## WHAT IS REQUIRED
All lines holding the string "interest" are to be shown.

[Dataset rows]
——————————

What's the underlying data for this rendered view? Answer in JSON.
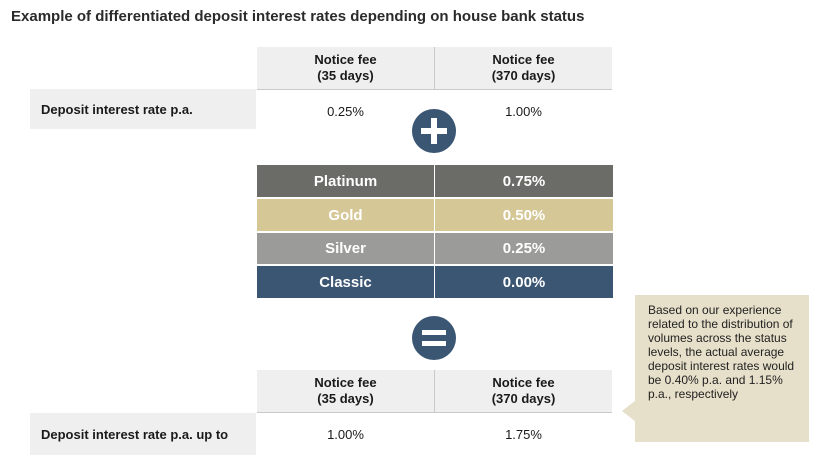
{
  "title": "Example of differentiated deposit interest rates depending on house bank status",
  "top_table": {
    "headers": [
      "Notice fee\n(35 days)",
      "Notice fee\n(370 days)"
    ],
    "row_label": "Deposit interest rate p.a.",
    "values": [
      "0.25%",
      "1.00%"
    ]
  },
  "tiers": [
    {
      "name": "Platinum",
      "value": "0.75%",
      "color": "#6b6b67"
    },
    {
      "name": "Gold",
      "value": "0.50%",
      "color": "#d5c796"
    },
    {
      "name": "Silver",
      "value": "0.25%",
      "color": "#9b9b99"
    },
    {
      "name": "Classic",
      "value": "0.00%",
      "color": "#3a5673"
    }
  ],
  "bottom_table": {
    "headers": [
      "Notice fee\n(35 days)",
      "Notice fee\n(370 days)"
    ],
    "row_label": "Deposit interest rate p.a. up to",
    "values": [
      "1.00%",
      "1.75%"
    ]
  },
  "note": "Based on our experience related to the distribution of volumes across the status levels, the actual average deposit interest rates would be 0.40% p.a. and 1.15% p.a., respectively",
  "icons": {
    "plus": "plus-icon",
    "equals": "equals-icon"
  },
  "colors": {
    "circle": "#3a5673",
    "header_bg": "#efefef",
    "note_bg": "#e6dfc9"
  }
}
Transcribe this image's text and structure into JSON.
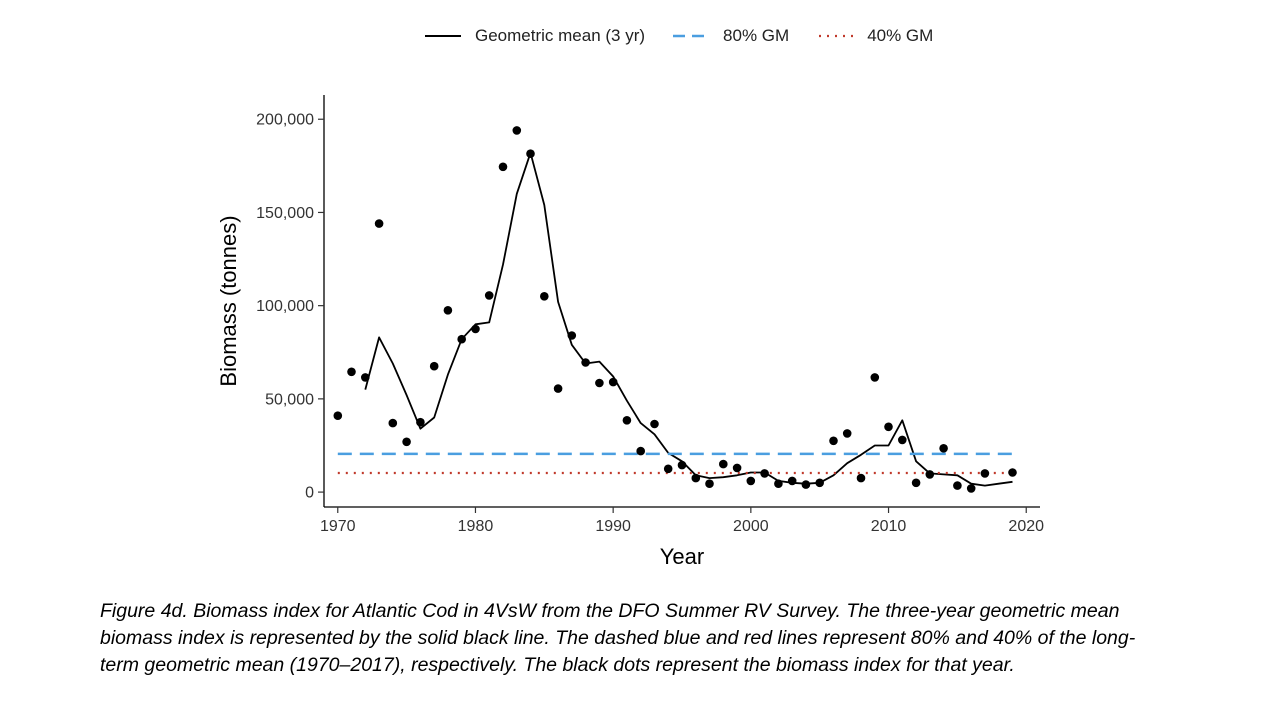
{
  "chart_data": {
    "type": "scatter",
    "xlabel": "Year",
    "ylabel": "Biomass (tonnes)",
    "xlim": [
      1969,
      2021
    ],
    "ylim": [
      -8000,
      213000
    ],
    "x_ticks": [
      1970,
      1980,
      1990,
      2000,
      2010,
      2020
    ],
    "y_ticks": [
      0,
      50000,
      100000,
      150000,
      200000
    ],
    "y_tick_labels": [
      "0",
      "50,000",
      "100,000",
      "150,000",
      "200,000"
    ],
    "grid": false,
    "legend_placement": "top",
    "legend": [
      {
        "label": "Geometric mean (3 yr)",
        "style": "solid",
        "color": "#000000"
      },
      {
        "label": "80% GM",
        "style": "dashed",
        "color": "#4a9ee0"
      },
      {
        "label": "40% GM",
        "style": "dotted",
        "color": "#c0392b"
      }
    ],
    "points": {
      "name": "Biomass index",
      "color": "#000000",
      "x": [
        1970,
        1971,
        1972,
        1973,
        1974,
        1975,
        1976,
        1977,
        1978,
        1979,
        1980,
        1981,
        1982,
        1983,
        1984,
        1985,
        1986,
        1987,
        1988,
        1989,
        1990,
        1991,
        1992,
        1993,
        1994,
        1995,
        1996,
        1997,
        1998,
        1999,
        2000,
        2001,
        2002,
        2003,
        2004,
        2005,
        2006,
        2007,
        2008,
        2009,
        2010,
        2011,
        2012,
        2013,
        2014,
        2015,
        2016,
        2017,
        2019
      ],
      "y": [
        41000,
        64500,
        61500,
        144000,
        37000,
        27000,
        37500,
        67500,
        97500,
        82000,
        87500,
        105500,
        174500,
        194000,
        181500,
        105000,
        55500,
        84000,
        69500,
        58500,
        59000,
        38500,
        22000,
        36500,
        12500,
        14500,
        7500,
        4500,
        15000,
        13000,
        6000,
        10000,
        4500,
        6000,
        4000,
        5000,
        27500,
        31500,
        7500,
        61500,
        35000,
        28000,
        5000,
        9500,
        23500,
        3500,
        2000,
        10000,
        10500
      ]
    },
    "series": [
      {
        "name": "Geometric mean (3 yr)",
        "style": "solid",
        "color": "#000000",
        "x": [
          1972,
          1973,
          1974,
          1975,
          1976,
          1977,
          1978,
          1979,
          1980,
          1981,
          1982,
          1983,
          1984,
          1985,
          1986,
          1987,
          1988,
          1989,
          1990,
          1991,
          1992,
          1993,
          1994,
          1995,
          1996,
          1997,
          1998,
          1999,
          2000,
          2001,
          2002,
          2003,
          2004,
          2005,
          2006,
          2007,
          2008,
          2009,
          2010,
          2011,
          2012,
          2013,
          2014,
          2015,
          2016,
          2017,
          2018,
          2019
        ],
        "y": [
          55000,
          83000,
          69000,
          52000,
          34000,
          40000,
          63000,
          82000,
          90000,
          91000,
          122000,
          160000,
          182000,
          154000,
          102000,
          79000,
          69000,
          70000,
          62000,
          49000,
          37000,
          31000,
          21000,
          16500,
          9000,
          7500,
          8000,
          9000,
          10500,
          10500,
          6000,
          5000,
          4500,
          5000,
          9000,
          15500,
          20000,
          25000,
          25000,
          38500,
          16500,
          10000,
          9500,
          9000,
          4500,
          3500,
          4500,
          5500
        ]
      },
      {
        "name": "80% GM",
        "style": "dashed",
        "color": "#4a9ee0",
        "x": [
          1970,
          2019
        ],
        "y": [
          20500,
          20500
        ]
      },
      {
        "name": "40% GM",
        "style": "dotted",
        "color": "#c0392b",
        "x": [
          1970,
          2019
        ],
        "y": [
          10250,
          10250
        ]
      }
    ]
  },
  "caption": "Figure 4d. Biomass index for Atlantic Cod in 4VsW from the DFO Summer RV Survey. The three-year geometric mean biomass index is represented by the solid black line. The dashed blue and red lines represent 80% and 40% of the long-term geometric mean (1970–2017), respectively. The black dots represent the biomass index for that year."
}
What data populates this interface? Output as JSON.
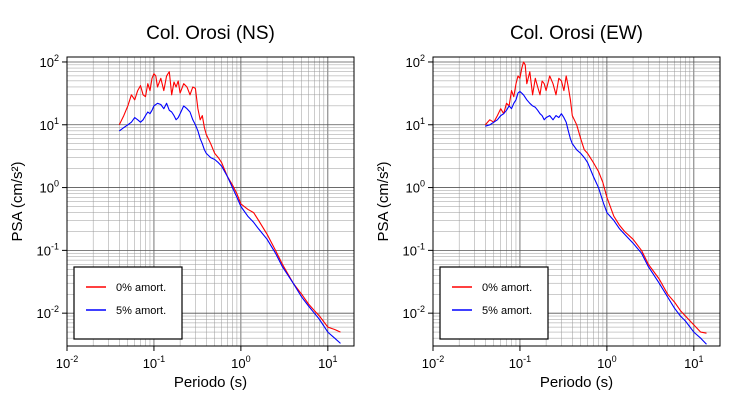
{
  "chart_data": [
    {
      "type": "line",
      "title": "Col. Orosi (NS)",
      "xlabel": "Periodo (s)",
      "ylabel": "PSA (cm/s²)",
      "xscale": "log",
      "yscale": "log",
      "xlim": [
        0.01,
        20
      ],
      "ylim": [
        0.003,
        120
      ],
      "grid": true,
      "legend": "bottom-left",
      "x_ticks": [
        "10^-2",
        "10^-1",
        "10^0",
        "10^1"
      ],
      "y_ticks": [
        "10^-2",
        "10^-1",
        "10^0",
        "10^1",
        "10^2"
      ],
      "series": [
        {
          "name": "0% amort.",
          "color": "#ff0000",
          "x": [
            0.04,
            0.045,
            0.05,
            0.055,
            0.06,
            0.065,
            0.07,
            0.075,
            0.08,
            0.085,
            0.09,
            0.095,
            0.1,
            0.105,
            0.11,
            0.12,
            0.13,
            0.14,
            0.15,
            0.16,
            0.17,
            0.18,
            0.19,
            0.2,
            0.22,
            0.24,
            0.26,
            0.28,
            0.3,
            0.32,
            0.34,
            0.36,
            0.38,
            0.4,
            0.45,
            0.5,
            0.55,
            0.6,
            0.7,
            0.8,
            0.9,
            1.0,
            1.2,
            1.4,
            1.6,
            2.0,
            2.5,
            3.0,
            4.0,
            5.0,
            6.0,
            7.0,
            8.0,
            10.0,
            12.0,
            14.0
          ],
          "y": [
            10,
            14,
            20,
            30,
            25,
            35,
            42,
            30,
            28,
            45,
            35,
            55,
            65,
            60,
            40,
            55,
            35,
            60,
            70,
            30,
            48,
            40,
            50,
            32,
            45,
            40,
            30,
            40,
            38,
            18,
            12,
            14,
            9,
            7,
            5,
            3.5,
            3,
            2.5,
            1.5,
            1.1,
            0.8,
            0.55,
            0.45,
            0.4,
            0.3,
            0.18,
            0.1,
            0.06,
            0.03,
            0.02,
            0.014,
            0.011,
            0.009,
            0.006,
            0.0055,
            0.005
          ]
        },
        {
          "name": "5% amort.",
          "color": "#0000ff",
          "x": [
            0.04,
            0.045,
            0.05,
            0.055,
            0.06,
            0.065,
            0.07,
            0.075,
            0.08,
            0.085,
            0.09,
            0.095,
            0.1,
            0.11,
            0.12,
            0.13,
            0.14,
            0.15,
            0.16,
            0.17,
            0.18,
            0.19,
            0.2,
            0.22,
            0.24,
            0.26,
            0.28,
            0.3,
            0.32,
            0.34,
            0.36,
            0.38,
            0.4,
            0.45,
            0.5,
            0.55,
            0.6,
            0.7,
            0.8,
            0.9,
            1.0,
            1.2,
            1.4,
            1.6,
            2.0,
            2.5,
            3.0,
            4.0,
            5.0,
            6.0,
            7.0,
            8.0,
            10.0,
            12.0,
            14.0
          ],
          "y": [
            8,
            9,
            10,
            11,
            13,
            12,
            11,
            12,
            14,
            16,
            15,
            17,
            20,
            22,
            21,
            18,
            22,
            17,
            16,
            14,
            12,
            13,
            15,
            20,
            18,
            16,
            12,
            10,
            8,
            6,
            5,
            4,
            3.5,
            3,
            2.8,
            2.5,
            2.2,
            1.5,
            1.0,
            0.7,
            0.5,
            0.35,
            0.28,
            0.22,
            0.15,
            0.09,
            0.055,
            0.03,
            0.018,
            0.013,
            0.01,
            0.008,
            0.005,
            0.004,
            0.0033
          ]
        }
      ]
    },
    {
      "type": "line",
      "title": "Col. Orosi (EW)",
      "xlabel": "Periodo (s)",
      "ylabel": "PSA (cm/s²)",
      "xscale": "log",
      "yscale": "log",
      "xlim": [
        0.01,
        20
      ],
      "ylim": [
        0.003,
        120
      ],
      "grid": true,
      "legend": "bottom-left",
      "x_ticks": [
        "10^-2",
        "10^-1",
        "10^0",
        "10^1"
      ],
      "y_ticks": [
        "10^-2",
        "10^-1",
        "10^0",
        "10^1",
        "10^2"
      ],
      "series": [
        {
          "name": "0% amort.",
          "color": "#ff0000",
          "x": [
            0.04,
            0.045,
            0.05,
            0.055,
            0.06,
            0.065,
            0.07,
            0.075,
            0.08,
            0.085,
            0.09,
            0.095,
            0.1,
            0.105,
            0.11,
            0.115,
            0.12,
            0.13,
            0.14,
            0.15,
            0.16,
            0.17,
            0.18,
            0.19,
            0.2,
            0.22,
            0.24,
            0.26,
            0.28,
            0.3,
            0.32,
            0.34,
            0.36,
            0.38,
            0.4,
            0.45,
            0.5,
            0.55,
            0.6,
            0.7,
            0.8,
            0.9,
            1.0,
            1.2,
            1.4,
            1.6,
            2.0,
            2.5,
            3.0,
            4.0,
            5.0,
            6.0,
            7.0,
            8.0,
            10.0,
            12.0,
            14.0
          ],
          "y": [
            10,
            12,
            11,
            14,
            18,
            15,
            22,
            20,
            35,
            28,
            45,
            60,
            55,
            80,
            100,
            90,
            45,
            70,
            30,
            55,
            40,
            30,
            50,
            45,
            35,
            60,
            45,
            30,
            55,
            50,
            35,
            60,
            40,
            25,
            14,
            10,
            6,
            4,
            3.5,
            2.5,
            1.8,
            1.2,
            0.7,
            0.35,
            0.25,
            0.2,
            0.15,
            0.1,
            0.06,
            0.035,
            0.02,
            0.015,
            0.011,
            0.009,
            0.0065,
            0.005,
            0.0048
          ]
        },
        {
          "name": "5% amort.",
          "color": "#0000ff",
          "x": [
            0.04,
            0.045,
            0.05,
            0.055,
            0.06,
            0.065,
            0.07,
            0.075,
            0.08,
            0.085,
            0.09,
            0.095,
            0.1,
            0.11,
            0.12,
            0.13,
            0.14,
            0.15,
            0.16,
            0.17,
            0.18,
            0.19,
            0.2,
            0.22,
            0.24,
            0.26,
            0.28,
            0.3,
            0.32,
            0.34,
            0.36,
            0.38,
            0.4,
            0.45,
            0.5,
            0.55,
            0.6,
            0.7,
            0.8,
            0.9,
            1.0,
            1.2,
            1.4,
            1.6,
            2.0,
            2.5,
            3.0,
            4.0,
            5.0,
            6.0,
            7.0,
            8.0,
            10.0,
            12.0,
            14.0
          ],
          "y": [
            9.5,
            10,
            11,
            12,
            14,
            15,
            17,
            20,
            18,
            22,
            25,
            32,
            34,
            30,
            25,
            22,
            20,
            19,
            17,
            15,
            14,
            12,
            13,
            14,
            12,
            14,
            13,
            15,
            13,
            11,
            8,
            6,
            5,
            4,
            3.5,
            3,
            2.5,
            1.5,
            1.0,
            0.6,
            0.4,
            0.3,
            0.22,
            0.18,
            0.13,
            0.09,
            0.055,
            0.03,
            0.018,
            0.012,
            0.009,
            0.0075,
            0.005,
            0.004,
            0.0032
          ]
        }
      ]
    }
  ]
}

——————————

## WORKED ANSWER
  "title": "Example of differentiated deposit interest rates depending on house bank status",
    "row_label": "Deposit interest rate p.a.",
    "row_label": "Deposit interest rate p.a. up to",
  "note": "Based on our experience related to the distribution of volumes across the status levels, the actual average deposit interest rates would be 0.40% p.a. and 1.15% p.a., respectively",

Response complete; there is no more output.